> TO BE DONE: Pull every "such" line out of the data below.

───── DATA FOR THE TASK ─────

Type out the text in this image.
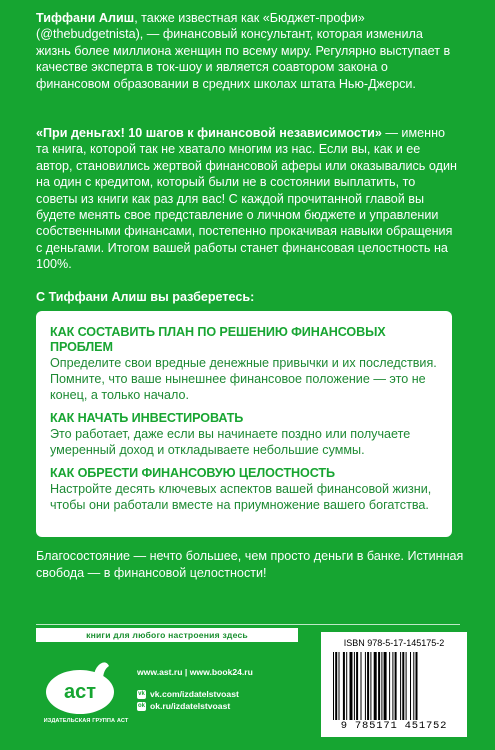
Тиффани Алиш, также известная как «Бюджет-профи» (@thebudgetnista), — финансовый консультант, которая изменила жизнь более миллиона женщин по всему миру. Регулярно выступает в качестве эксперта в ток-шоу и является соавтором закона о финансовом образовании в средних школах штата Нью-Джерси.
«При деньгах! 10 шагов к финансовой независимости» — именно та книга, которой так не хватало многим из нас. Если вы, как и ее автор, становились жертвой финансовой аферы или оказывались один на один с кредитом, который были не в состоянии выплатить, то советы из книги как раз для вас! С каждой прочитанной главой вы будете менять свое представление о личном бюджете и управлении собственными финансами, постепенно прокачивая навыки обращения с деньгами. Итогом вашей работы станет финансовая целостность на 100%.
С Тиффани Алиш вы разберетесь:
КАК СОСТАВИТЬ ПЛАН ПО РЕШЕНИЮ ФИНАНСОВЫХ ПРОБЛЕМ
Определите свои вредные денежные привычки и их последствия. Помните, что ваше нынешнее финансовое положение — это не конец, а только начало.
КАК НАЧАТЬ ИНВЕСТИРОВАТЬ
Это работает, даже если вы начинаете поздно или получаете умеренный доход и откладываете небольшие суммы.
КАК ОБРЕСТИ ФИНАНСОВУЮ ЦЕЛОСТНОСТЬ
Настройте десять ключевых аспектов вашей финансовой жизни, чтобы они работали вместе на приумножение вашего богатства.
Благосостояние — нечто большее, чем просто деньги в банке. Истинная свобода — в финансовой целостности!
книги для любого настроения здесь
аст
ИЗДАТЕЛЬСКАЯ ГРУППА АСТ
www.ast.ru | www.book24.ru
vk vk.com/izdatelstvoast
ok ok.ru/izdatelstvoast
ISBN 978-5-17-145175-2
9 785171 451752
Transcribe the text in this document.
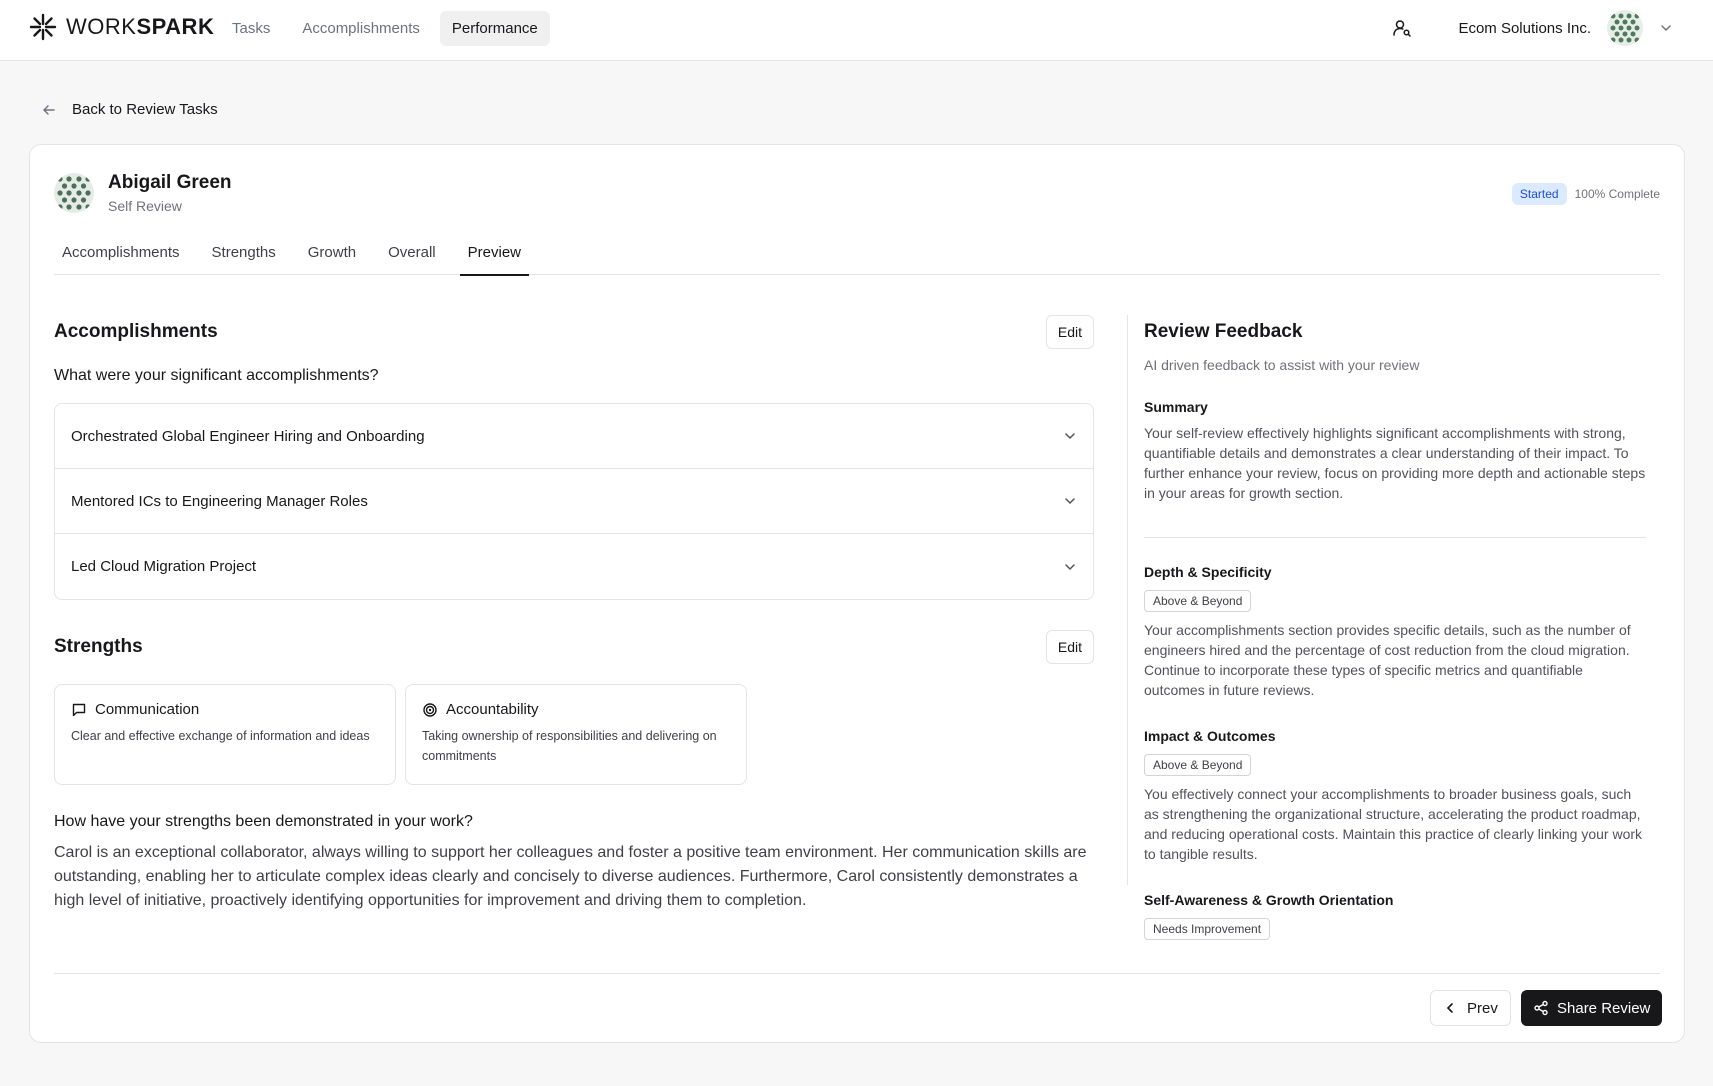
WORKSPARK	Tasks	Accomplishments	Performance	Ecom Solutions Inc.
Back to Review Tasks
Abigail Green
Self Review
Started	100% Complete
Accomplishments	Strengths	Growth	Overall	Preview
Accomplishments	Edit
What were your significant accomplishments?
Orchestrated Global Engineer Hiring and Onboarding
Mentored ICs to Engineering Manager Roles
Led Cloud Migration Project
Strengths	Edit
Communication
Clear and effective exchange of information and ideas
Accountability
Taking ownership of responsibilities and delivering on commitments
How have your strengths been demonstrated in your work?

Carol is an exceptional collaborator, always willing to support her colleagues and foster a positive team environment. Her communication skills are outstanding, enabling her to articulate complex ideas clearly and concisely to diverse audiences. Furthermore, Carol consistently demonstrates a high level of initiative, proactively identifying opportunities for improvement and driving them to completion.

Review Feedback
AI driven feedback to assist with your review
Summary

Your self-review effectively highlights significant accomplishments with strong, quantifiable details and demonstrates a clear understanding of their impact. To further enhance your review, focus on providing more depth and actionable steps in your areas for growth section.

Depth & Specificity
Above & Beyond

Your accomplishments section provides specific details, such as the number of engineers hired and the percentage of cost reduction from the cloud migration. Continue to incorporate these types of specific metrics and quantifiable outcomes in future reviews.

Impact & Outcomes
Above & Beyond

You effectively connect your accomplishments to broader business goals, such as strengthening the organizational structure, accelerating the product roadmap, and reducing operational costs. Maintain this practice of clearly linking your work to tangible results.

Self-Awareness & Growth Orientation
Needs Improvement
Prev	Share Review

─────

> TASK OUTPUT:
Your accomplishments section provides specific details, such as the number of engineers hired and the percentage of cost reduction from the cloud migration. Continue to incorporate these types of specific metrics and quantifiable outcomes in future reviews.
You effectively connect your accomplishments to broader business goals, such as strengthening the organizational structure, accelerating the product roadmap, and reducing operational costs. Maintain this practice of clearly linking your work to tangible results.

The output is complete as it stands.